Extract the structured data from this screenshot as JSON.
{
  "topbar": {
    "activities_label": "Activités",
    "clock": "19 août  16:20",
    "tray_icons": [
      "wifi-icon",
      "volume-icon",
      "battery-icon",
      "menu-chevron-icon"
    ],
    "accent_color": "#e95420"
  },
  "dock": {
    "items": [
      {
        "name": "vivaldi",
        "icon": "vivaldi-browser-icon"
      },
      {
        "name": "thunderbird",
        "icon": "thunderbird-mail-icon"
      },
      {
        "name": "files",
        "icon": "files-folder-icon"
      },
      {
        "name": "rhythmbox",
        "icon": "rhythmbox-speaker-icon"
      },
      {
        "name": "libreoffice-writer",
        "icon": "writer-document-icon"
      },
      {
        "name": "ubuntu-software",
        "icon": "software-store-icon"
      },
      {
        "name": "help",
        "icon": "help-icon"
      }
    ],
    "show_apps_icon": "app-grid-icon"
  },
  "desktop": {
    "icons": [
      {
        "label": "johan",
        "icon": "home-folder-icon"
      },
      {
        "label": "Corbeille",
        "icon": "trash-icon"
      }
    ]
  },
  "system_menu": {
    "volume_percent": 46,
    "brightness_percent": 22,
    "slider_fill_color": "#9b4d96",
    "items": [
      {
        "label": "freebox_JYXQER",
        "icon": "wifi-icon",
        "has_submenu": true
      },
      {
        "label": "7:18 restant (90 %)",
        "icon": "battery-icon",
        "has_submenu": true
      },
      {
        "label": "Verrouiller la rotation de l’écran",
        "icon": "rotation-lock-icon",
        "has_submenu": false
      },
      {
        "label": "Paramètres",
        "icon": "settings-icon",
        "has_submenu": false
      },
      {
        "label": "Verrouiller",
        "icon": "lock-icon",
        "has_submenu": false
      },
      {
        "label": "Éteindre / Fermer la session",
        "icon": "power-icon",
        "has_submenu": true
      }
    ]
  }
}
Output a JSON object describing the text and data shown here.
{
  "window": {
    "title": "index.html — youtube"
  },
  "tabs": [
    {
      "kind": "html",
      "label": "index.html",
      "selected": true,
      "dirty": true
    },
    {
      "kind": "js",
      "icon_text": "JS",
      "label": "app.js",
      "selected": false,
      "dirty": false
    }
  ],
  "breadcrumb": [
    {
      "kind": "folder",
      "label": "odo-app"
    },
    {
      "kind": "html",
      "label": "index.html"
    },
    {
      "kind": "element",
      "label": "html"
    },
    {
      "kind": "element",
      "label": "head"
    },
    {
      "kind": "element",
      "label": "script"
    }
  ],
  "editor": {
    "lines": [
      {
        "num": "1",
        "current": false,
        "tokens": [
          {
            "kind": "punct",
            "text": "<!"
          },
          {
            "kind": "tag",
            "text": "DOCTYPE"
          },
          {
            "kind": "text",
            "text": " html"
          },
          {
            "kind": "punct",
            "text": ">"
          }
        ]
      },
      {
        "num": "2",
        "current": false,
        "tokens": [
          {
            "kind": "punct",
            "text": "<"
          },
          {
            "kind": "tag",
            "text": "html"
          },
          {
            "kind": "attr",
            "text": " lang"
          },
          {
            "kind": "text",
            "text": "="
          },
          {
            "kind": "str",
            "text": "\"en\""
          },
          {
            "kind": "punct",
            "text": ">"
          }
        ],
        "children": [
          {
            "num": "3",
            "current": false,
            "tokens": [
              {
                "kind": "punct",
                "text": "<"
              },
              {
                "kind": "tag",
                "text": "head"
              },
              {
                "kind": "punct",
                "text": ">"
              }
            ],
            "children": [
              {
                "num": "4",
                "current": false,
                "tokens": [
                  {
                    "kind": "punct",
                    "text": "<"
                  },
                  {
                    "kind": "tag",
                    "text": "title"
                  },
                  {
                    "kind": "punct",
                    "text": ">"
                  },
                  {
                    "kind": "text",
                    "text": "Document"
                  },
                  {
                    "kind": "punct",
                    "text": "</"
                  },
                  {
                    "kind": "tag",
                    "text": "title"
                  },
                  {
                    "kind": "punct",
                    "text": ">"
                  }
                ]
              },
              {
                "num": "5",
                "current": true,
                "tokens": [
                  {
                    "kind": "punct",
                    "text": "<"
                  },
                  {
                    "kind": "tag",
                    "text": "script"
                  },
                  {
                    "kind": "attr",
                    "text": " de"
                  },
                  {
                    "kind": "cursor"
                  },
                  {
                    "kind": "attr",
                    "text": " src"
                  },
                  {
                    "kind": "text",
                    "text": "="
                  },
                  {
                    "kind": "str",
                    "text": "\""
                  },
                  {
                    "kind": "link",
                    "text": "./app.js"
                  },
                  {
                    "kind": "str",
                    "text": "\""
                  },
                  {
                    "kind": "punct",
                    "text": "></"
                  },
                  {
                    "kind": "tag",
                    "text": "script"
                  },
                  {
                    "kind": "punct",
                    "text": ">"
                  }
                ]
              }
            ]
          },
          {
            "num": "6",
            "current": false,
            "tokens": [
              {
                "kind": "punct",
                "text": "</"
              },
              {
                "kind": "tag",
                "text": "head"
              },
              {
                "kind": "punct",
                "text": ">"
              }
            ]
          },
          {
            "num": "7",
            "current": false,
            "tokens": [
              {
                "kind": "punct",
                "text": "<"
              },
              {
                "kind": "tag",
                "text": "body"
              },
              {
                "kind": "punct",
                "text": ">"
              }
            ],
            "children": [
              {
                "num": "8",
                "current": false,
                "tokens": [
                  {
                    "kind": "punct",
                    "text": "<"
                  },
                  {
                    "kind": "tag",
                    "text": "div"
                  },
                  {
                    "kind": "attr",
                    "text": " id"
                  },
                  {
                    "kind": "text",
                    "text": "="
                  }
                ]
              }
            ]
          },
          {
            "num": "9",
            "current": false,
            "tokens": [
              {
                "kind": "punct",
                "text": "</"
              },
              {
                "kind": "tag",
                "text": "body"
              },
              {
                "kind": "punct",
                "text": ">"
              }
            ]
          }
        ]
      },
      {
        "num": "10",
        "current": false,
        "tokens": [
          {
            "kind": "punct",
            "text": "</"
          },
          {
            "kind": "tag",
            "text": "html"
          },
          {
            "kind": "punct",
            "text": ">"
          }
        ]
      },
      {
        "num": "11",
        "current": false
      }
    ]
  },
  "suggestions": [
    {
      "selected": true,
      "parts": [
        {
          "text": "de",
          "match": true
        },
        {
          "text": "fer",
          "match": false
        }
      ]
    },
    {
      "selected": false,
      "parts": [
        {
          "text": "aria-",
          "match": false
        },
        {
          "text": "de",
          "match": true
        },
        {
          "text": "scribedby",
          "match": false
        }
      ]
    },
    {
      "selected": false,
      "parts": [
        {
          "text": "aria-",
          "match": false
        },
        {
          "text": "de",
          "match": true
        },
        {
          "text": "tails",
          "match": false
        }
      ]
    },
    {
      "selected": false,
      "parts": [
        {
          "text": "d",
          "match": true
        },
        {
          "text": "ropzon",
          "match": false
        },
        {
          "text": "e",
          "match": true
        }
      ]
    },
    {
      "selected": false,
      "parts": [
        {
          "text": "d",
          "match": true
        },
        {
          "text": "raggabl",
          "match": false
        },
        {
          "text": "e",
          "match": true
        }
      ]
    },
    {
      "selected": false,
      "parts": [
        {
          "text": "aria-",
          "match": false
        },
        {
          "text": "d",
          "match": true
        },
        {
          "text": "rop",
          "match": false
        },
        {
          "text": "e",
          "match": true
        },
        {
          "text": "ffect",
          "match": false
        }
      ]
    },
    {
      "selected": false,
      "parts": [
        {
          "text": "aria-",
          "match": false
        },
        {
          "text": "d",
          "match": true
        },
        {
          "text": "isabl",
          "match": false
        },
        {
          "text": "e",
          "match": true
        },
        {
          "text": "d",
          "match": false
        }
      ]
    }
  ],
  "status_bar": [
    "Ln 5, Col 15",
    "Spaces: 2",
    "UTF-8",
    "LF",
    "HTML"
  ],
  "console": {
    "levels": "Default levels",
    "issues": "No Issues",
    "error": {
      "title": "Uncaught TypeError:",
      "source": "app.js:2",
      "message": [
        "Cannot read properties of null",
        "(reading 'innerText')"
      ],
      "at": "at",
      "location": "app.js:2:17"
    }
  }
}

★ ★ ★

- **Required work**: Read the entries and show each line that mentions "name".

- **Worked solution**:
        "name": "vivaldi",
        "name": "thunderbird",
        "name": "files",
        "name": "rhythmbox",
        "name": "libreoffice-writer",
        "name": "ubuntu-software",
        "name": "help",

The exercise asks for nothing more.